** DATA TO USE **
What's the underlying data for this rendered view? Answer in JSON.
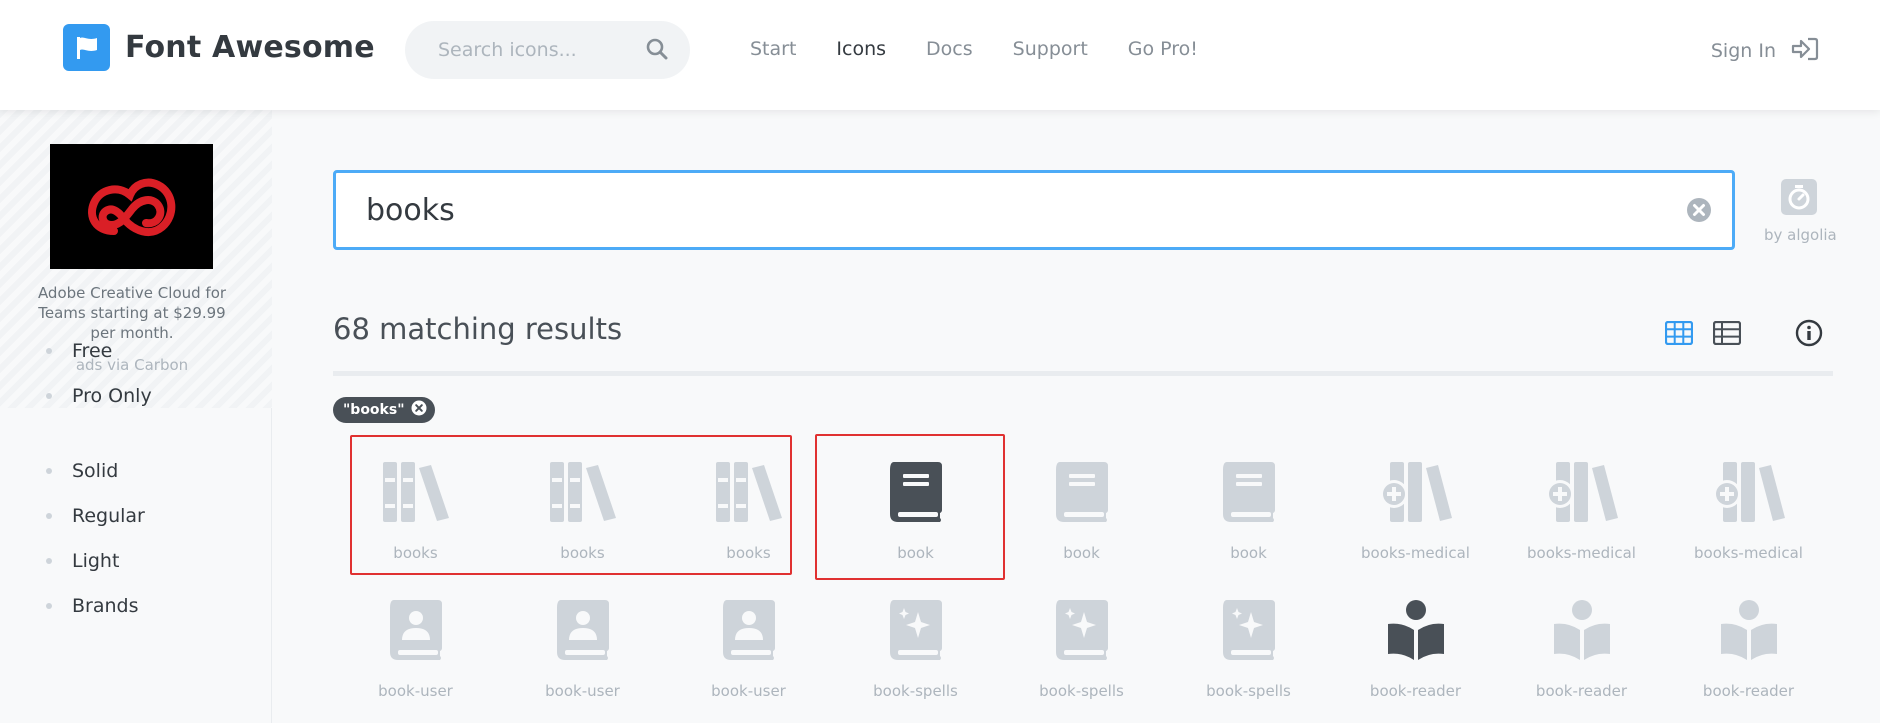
{
  "header": {
    "brand": "Font Awesome",
    "search_placeholder": "Search icons...",
    "nav": [
      "Start",
      "Icons",
      "Docs",
      "Support",
      "Go Pro!"
    ],
    "nav_active": "Icons",
    "signin_label": "Sign In"
  },
  "sidebar": {
    "ad_text": "Adobe Creative Cloud for Teams starting at $29.99 per month.",
    "ad_via": "ads via Carbon",
    "filters_group1": [
      "Free",
      "Pro Only"
    ],
    "filters_group2": [
      "Solid",
      "Regular",
      "Light",
      "Brands"
    ]
  },
  "main": {
    "search_value": "books",
    "algolia_label": "by algolia",
    "results_title": "68 matching results",
    "tag": "\"books\"",
    "icons": [
      {
        "label": "books",
        "icon": "books-icon",
        "style": "light"
      },
      {
        "label": "books",
        "icon": "books-icon",
        "style": "light"
      },
      {
        "label": "books",
        "icon": "books-icon",
        "style": "light"
      },
      {
        "label": "book",
        "icon": "book-icon",
        "style": "dark"
      },
      {
        "label": "book",
        "icon": "book-icon",
        "style": "light"
      },
      {
        "label": "book",
        "icon": "book-icon",
        "style": "light"
      },
      {
        "label": "books-medical",
        "icon": "books-medical-icon",
        "style": "light"
      },
      {
        "label": "books-medical",
        "icon": "books-medical-icon",
        "style": "light"
      },
      {
        "label": "books-medical",
        "icon": "books-medical-icon",
        "style": "light"
      },
      {
        "label": "book-user",
        "icon": "book-user-icon",
        "style": "light"
      },
      {
        "label": "book-user",
        "icon": "book-user-icon",
        "style": "light"
      },
      {
        "label": "book-user",
        "icon": "book-user-icon",
        "style": "light"
      },
      {
        "label": "book-spells",
        "icon": "book-spells-icon",
        "style": "light"
      },
      {
        "label": "book-spells",
        "icon": "book-spells-icon",
        "style": "light"
      },
      {
        "label": "book-spells",
        "icon": "book-spells-icon",
        "style": "light"
      },
      {
        "label": "book-reader",
        "icon": "book-reader-icon",
        "style": "dark"
      },
      {
        "label": "book-reader",
        "icon": "book-reader-icon",
        "style": "light"
      },
      {
        "label": "book-reader",
        "icon": "book-reader-icon",
        "style": "light"
      }
    ]
  },
  "colors": {
    "accent": "#339af0",
    "highlight": "#e03131",
    "icon_light": "#ced4da",
    "icon_dark": "#495057"
  }
}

** WHAT TO PRODUCE **
Restate every record exactly, please; do not copy the pictures.

** COMPLETE OUTPUT **
What's the underlying data for this rendered view? Answer in JSON.
{
  "header": {
    "brand": "Font Awesome",
    "search_placeholder": "Search icons...",
    "nav": [
      "Start",
      "Icons",
      "Docs",
      "Support",
      "Go Pro!"
    ],
    "nav_active": "Icons",
    "signin_label": "Sign In"
  },
  "sidebar": {
    "ad_text": "Adobe Creative Cloud for Teams starting at $29.99 per month.",
    "ad_via": "ads via Carbon",
    "filters_group1": [
      "Free",
      "Pro Only"
    ],
    "filters_group2": [
      "Solid",
      "Regular",
      "Light",
      "Brands"
    ]
  },
  "main": {
    "search_value": "books",
    "algolia_label": "by algolia",
    "results_title": "68 matching results",
    "tag": "\"books\"",
    "icons": [
      {
        "label": "books",
        "icon": "books-icon",
        "style": "light"
      },
      {
        "label": "books",
        "icon": "books-icon",
        "style": "light"
      },
      {
        "label": "books",
        "icon": "books-icon",
        "style": "light"
      },
      {
        "label": "book",
        "icon": "book-icon",
        "style": "dark"
      },
      {
        "label": "book",
        "icon": "book-icon",
        "style": "light"
      },
      {
        "label": "book",
        "icon": "book-icon",
        "style": "light"
      },
      {
        "label": "books-medical",
        "icon": "books-medical-icon",
        "style": "light"
      },
      {
        "label": "books-medical",
        "icon": "books-medical-icon",
        "style": "light"
      },
      {
        "label": "books-medical",
        "icon": "books-medical-icon",
        "style": "light"
      },
      {
        "label": "book-user",
        "icon": "book-user-icon",
        "style": "light"
      },
      {
        "label": "book-user",
        "icon": "book-user-icon",
        "style": "light"
      },
      {
        "label": "book-user",
        "icon": "book-user-icon",
        "style": "light"
      },
      {
        "label": "book-spells",
        "icon": "book-spells-icon",
        "style": "light"
      },
      {
        "label": "book-spells",
        "icon": "book-spells-icon",
        "style": "light"
      },
      {
        "label": "book-spells",
        "icon": "book-spells-icon",
        "style": "light"
      },
      {
        "label": "book-reader",
        "icon": "book-reader-icon",
        "style": "dark"
      },
      {
        "label": "book-reader",
        "icon": "book-reader-icon",
        "style": "light"
      },
      {
        "label": "book-reader",
        "icon": "book-reader-icon",
        "style": "light"
      }
    ]
  },
  "colors": {
    "accent": "#339af0",
    "highlight": "#e03131",
    "icon_light": "#ced4da",
    "icon_dark": "#495057"
  }
}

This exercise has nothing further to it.